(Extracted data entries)
★ ★ ★ ★ ★

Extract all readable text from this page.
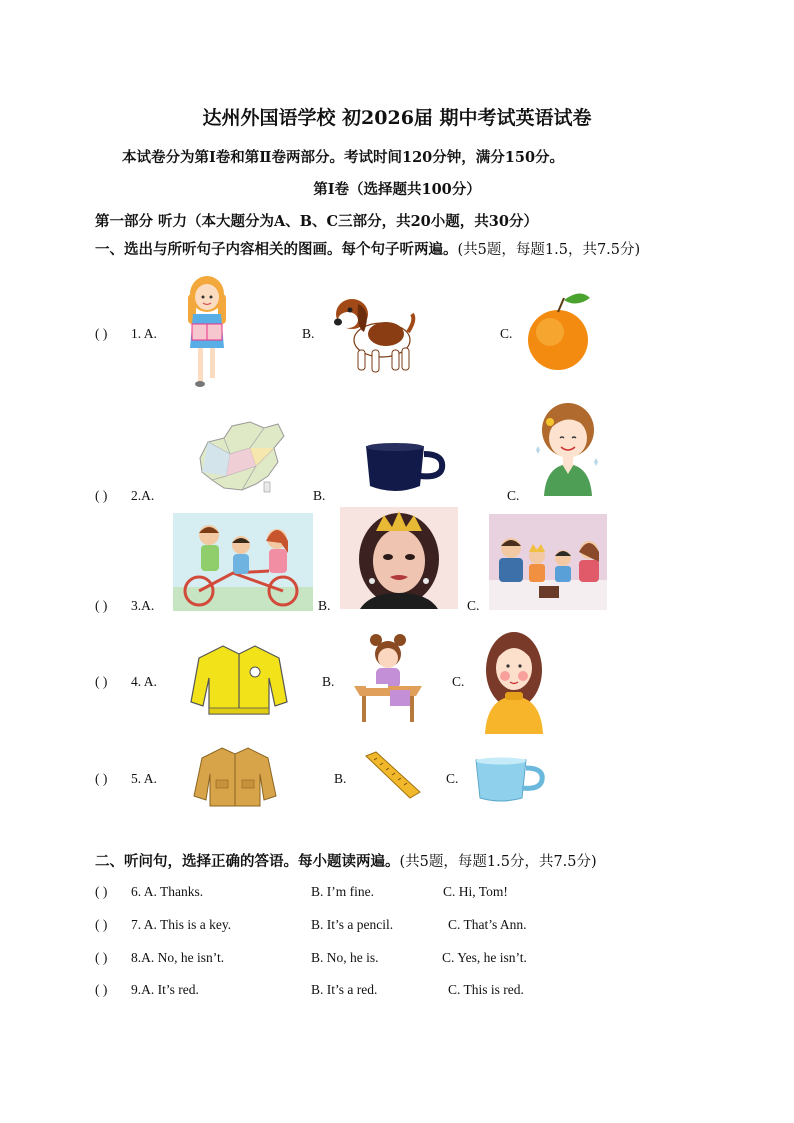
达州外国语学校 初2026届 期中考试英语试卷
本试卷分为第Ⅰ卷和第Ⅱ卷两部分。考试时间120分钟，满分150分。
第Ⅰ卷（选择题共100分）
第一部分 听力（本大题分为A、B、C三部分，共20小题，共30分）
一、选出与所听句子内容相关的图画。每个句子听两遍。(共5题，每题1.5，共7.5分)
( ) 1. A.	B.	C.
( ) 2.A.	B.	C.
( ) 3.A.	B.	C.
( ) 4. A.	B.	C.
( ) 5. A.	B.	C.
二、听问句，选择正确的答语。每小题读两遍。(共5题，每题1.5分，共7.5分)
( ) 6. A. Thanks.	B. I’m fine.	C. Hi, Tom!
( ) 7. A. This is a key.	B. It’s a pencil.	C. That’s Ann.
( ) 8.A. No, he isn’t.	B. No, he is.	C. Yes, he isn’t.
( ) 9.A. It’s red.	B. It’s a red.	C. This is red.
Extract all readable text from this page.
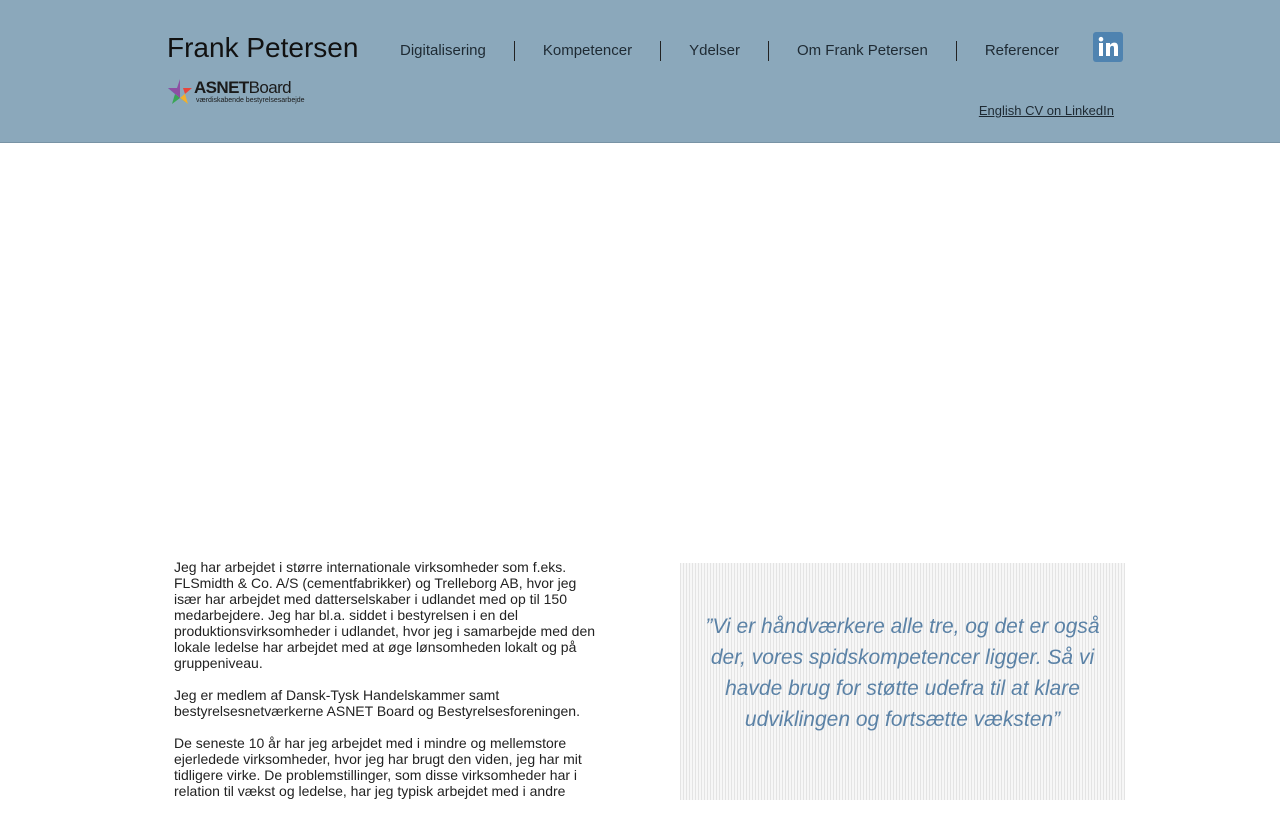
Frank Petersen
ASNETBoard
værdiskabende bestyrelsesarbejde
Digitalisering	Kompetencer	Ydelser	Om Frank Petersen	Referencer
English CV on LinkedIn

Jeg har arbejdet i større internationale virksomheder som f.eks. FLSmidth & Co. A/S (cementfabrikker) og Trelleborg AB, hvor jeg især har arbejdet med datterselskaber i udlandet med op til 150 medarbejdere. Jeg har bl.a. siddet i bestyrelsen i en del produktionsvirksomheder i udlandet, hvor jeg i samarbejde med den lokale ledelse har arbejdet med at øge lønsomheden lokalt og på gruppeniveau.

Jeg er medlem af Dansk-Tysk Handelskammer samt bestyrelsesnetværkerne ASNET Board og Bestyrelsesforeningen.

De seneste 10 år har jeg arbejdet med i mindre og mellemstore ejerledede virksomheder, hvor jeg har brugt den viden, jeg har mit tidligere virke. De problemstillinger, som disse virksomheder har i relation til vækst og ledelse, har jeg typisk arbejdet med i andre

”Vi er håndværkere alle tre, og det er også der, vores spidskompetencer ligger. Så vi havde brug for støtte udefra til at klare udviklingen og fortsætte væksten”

★ ★ ★ ★ ★

## Brief
Restate the records word for word, omitting images.

## Response below
Extract all readable text from this page.
达州外国语学校 初2026届 期中考试英语试卷
本试卷分为第Ⅰ卷和第Ⅱ卷两部分。考试时间120分钟，满分150分。
第Ⅰ卷（选择题共100分）
第一部分 听力（本大题分为A、B、C三部分，共20小题，共30分）
一、选出与所听句子内容相关的图画。每个句子听两遍。(共5题，每题1.5，共7.5分)
( ) 1. A.	B.	C.
( ) 2.A.	B.	C.
( ) 3.A.	B.	C.
( ) 4. A.	B.	C.
( ) 5. A.	B.	C.
二、听问句，选择正确的答语。每小题读两遍。(共5题，每题1.5分，共7.5分)
( ) 6. A. Thanks.	B. I’m fine.	C. Hi, Tom!
( ) 7. A. This is a key.	B. It’s a pencil.	C. That’s Ann.
( ) 8.A. No, he isn’t.	B. No, he is.	C. Yes, he isn’t.
( ) 9.A. It’s red.	B. It’s a red.	C. This is red.
Extract all readable text from this page.
Frank Petersen
ASNETBoard
værdiskabende bestyrelsesarbejde
Digitalisering	Kompetencer	Ydelser	Om Frank Petersen	Referencer
English CV on LinkedIn

Jeg har arbejdet i større internationale virksomheder som f.eks. FLSmidth & Co. A/S (cementfabrikker) og Trelleborg AB, hvor jeg især har arbejdet med datterselskaber i udlandet med op til 150 medarbejdere. Jeg har bl.a. siddet i bestyrelsen i en del produktionsvirksomheder i udlandet, hvor jeg i samarbejde med den lokale ledelse har arbejdet med at øge lønsomheden lokalt og på gruppeniveau.

Jeg er medlem af Dansk-Tysk Handelskammer samt bestyrelsesnetværkerne ASNET Board og Bestyrelsesforeningen.

De seneste 10 år har jeg arbejdet med i mindre og mellemstore ejerledede virksomheder, hvor jeg har brugt den viden, jeg har mit tidligere virke. De problemstillinger, som disse virksomheder har i relation til vækst og ledelse, har jeg typisk arbejdet med i andre

”Vi er håndværkere alle tre, og det er også der, vores spidskompetencer ligger. Så vi havde brug for støtte udefra til at klare udviklingen og fortsætte væksten”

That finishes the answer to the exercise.